• About this exercise
The answer must consist of each line below that contains the string "ylabel".

....

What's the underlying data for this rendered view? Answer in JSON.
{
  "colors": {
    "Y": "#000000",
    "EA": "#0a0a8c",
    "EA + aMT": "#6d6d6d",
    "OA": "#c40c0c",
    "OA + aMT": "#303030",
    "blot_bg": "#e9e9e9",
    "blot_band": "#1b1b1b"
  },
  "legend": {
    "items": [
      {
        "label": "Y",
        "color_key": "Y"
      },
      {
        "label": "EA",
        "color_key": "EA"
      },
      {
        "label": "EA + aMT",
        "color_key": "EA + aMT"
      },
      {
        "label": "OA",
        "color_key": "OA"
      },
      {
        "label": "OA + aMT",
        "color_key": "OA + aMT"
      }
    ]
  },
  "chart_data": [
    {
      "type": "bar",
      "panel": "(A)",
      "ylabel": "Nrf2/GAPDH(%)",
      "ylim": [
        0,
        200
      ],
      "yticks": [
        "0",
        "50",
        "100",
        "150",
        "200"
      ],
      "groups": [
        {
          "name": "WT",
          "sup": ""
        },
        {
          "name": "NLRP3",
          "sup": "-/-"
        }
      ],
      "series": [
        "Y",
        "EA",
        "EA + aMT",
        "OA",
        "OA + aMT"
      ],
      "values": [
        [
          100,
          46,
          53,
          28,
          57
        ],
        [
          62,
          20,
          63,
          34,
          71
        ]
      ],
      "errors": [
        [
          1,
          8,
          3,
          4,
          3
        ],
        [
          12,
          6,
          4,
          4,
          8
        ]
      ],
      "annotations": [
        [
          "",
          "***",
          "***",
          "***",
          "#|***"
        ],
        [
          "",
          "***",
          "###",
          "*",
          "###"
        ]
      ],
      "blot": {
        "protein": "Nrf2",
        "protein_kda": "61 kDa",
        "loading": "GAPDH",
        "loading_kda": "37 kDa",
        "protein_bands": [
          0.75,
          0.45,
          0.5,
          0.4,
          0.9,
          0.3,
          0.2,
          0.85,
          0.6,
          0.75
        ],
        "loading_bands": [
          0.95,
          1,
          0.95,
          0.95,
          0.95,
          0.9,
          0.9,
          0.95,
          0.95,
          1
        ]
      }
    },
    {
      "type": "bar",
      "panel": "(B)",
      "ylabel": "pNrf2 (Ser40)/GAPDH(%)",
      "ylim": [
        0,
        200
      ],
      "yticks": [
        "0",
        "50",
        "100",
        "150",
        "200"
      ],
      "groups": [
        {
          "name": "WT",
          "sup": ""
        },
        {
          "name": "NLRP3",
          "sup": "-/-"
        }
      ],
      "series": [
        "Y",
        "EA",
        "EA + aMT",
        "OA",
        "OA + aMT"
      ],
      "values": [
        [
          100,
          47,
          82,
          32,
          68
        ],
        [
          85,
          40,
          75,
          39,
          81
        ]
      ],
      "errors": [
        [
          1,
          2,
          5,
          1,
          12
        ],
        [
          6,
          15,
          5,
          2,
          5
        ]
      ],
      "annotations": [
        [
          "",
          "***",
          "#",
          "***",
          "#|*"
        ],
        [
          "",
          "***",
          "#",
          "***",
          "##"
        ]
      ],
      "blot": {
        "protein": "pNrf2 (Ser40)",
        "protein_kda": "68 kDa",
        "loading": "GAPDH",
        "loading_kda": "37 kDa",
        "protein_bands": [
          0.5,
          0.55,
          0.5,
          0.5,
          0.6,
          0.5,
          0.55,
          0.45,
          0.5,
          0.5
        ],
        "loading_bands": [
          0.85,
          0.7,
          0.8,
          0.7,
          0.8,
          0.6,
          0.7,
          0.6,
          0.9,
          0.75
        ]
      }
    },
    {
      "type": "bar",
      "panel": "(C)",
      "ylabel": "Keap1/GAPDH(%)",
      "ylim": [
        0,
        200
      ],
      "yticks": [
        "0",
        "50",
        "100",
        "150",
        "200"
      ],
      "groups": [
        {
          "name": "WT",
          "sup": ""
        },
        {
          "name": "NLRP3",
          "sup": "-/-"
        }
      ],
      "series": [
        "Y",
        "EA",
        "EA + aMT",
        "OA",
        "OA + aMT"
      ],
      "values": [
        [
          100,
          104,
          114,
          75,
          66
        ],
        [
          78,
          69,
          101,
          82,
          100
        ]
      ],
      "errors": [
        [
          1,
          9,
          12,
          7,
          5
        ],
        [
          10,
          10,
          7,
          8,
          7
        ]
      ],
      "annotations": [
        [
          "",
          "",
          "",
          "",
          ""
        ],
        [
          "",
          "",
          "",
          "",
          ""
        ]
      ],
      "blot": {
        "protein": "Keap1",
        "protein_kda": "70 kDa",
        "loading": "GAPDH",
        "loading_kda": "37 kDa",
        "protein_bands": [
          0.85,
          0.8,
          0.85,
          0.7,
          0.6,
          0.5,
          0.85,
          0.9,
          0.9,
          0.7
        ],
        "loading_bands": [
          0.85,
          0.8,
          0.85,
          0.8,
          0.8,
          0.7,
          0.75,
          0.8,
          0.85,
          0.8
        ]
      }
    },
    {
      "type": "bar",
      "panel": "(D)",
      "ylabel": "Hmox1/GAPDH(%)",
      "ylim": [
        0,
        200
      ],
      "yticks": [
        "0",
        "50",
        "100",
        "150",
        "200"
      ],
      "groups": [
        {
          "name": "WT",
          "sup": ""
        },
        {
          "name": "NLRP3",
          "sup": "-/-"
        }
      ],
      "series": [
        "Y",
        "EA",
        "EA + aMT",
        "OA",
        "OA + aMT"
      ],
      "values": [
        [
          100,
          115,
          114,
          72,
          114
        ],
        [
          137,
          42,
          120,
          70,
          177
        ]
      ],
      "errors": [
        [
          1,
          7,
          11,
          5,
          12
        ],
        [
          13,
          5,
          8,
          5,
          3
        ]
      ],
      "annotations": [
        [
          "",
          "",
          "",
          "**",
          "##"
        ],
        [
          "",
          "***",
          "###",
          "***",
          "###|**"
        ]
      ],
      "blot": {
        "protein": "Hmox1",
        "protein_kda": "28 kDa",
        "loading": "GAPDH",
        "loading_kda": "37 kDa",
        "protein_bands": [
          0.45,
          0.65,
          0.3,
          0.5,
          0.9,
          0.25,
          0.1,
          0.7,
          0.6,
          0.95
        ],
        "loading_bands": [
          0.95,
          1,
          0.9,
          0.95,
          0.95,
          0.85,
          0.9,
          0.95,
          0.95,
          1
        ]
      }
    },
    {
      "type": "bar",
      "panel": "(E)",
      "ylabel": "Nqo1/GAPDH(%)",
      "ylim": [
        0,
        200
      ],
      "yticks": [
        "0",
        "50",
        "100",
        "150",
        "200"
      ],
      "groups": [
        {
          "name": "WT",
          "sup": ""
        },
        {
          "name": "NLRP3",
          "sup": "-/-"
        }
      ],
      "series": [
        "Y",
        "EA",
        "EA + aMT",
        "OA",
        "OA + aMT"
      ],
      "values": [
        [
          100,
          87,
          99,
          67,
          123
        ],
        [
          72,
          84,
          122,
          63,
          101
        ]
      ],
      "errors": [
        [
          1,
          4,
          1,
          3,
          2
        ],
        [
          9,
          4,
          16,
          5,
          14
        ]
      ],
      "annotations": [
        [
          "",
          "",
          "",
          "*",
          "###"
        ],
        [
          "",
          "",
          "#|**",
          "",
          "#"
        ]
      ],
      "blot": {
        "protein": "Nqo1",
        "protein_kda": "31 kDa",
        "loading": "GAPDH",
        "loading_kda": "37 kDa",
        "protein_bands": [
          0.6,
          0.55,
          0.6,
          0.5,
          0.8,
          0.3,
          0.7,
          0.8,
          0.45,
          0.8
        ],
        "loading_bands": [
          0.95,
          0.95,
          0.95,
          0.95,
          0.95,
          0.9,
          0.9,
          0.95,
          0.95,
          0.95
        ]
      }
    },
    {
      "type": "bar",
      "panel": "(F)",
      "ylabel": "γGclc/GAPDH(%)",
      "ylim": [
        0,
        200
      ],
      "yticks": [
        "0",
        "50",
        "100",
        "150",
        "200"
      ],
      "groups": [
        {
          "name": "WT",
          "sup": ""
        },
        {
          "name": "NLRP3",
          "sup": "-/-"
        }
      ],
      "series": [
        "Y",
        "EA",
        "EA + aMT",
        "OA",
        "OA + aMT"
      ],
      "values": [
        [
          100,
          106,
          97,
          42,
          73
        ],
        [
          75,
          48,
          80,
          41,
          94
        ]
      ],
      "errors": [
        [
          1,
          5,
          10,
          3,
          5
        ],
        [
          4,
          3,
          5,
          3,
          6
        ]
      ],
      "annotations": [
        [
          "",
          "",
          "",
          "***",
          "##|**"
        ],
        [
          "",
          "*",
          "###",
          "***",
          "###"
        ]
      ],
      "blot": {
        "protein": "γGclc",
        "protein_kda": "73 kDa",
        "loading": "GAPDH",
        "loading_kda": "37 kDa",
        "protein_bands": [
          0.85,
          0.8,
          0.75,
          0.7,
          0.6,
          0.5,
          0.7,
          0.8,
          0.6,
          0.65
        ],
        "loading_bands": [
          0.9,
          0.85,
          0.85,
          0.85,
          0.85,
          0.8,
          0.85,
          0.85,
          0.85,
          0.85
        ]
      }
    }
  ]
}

....

• Output of the task
      "ylabel": "Nrf2/GAPDH(%)",
      "ylabel": "pNrf2 (Ser40)/GAPDH(%)",
      "ylabel": "Keap1/GAPDH(%)",
      "ylabel": "Hmox1/GAPDH(%)",
      "ylabel": "Nqo1/GAPDH(%)",
      "ylabel": "γGclc/GAPDH(%)",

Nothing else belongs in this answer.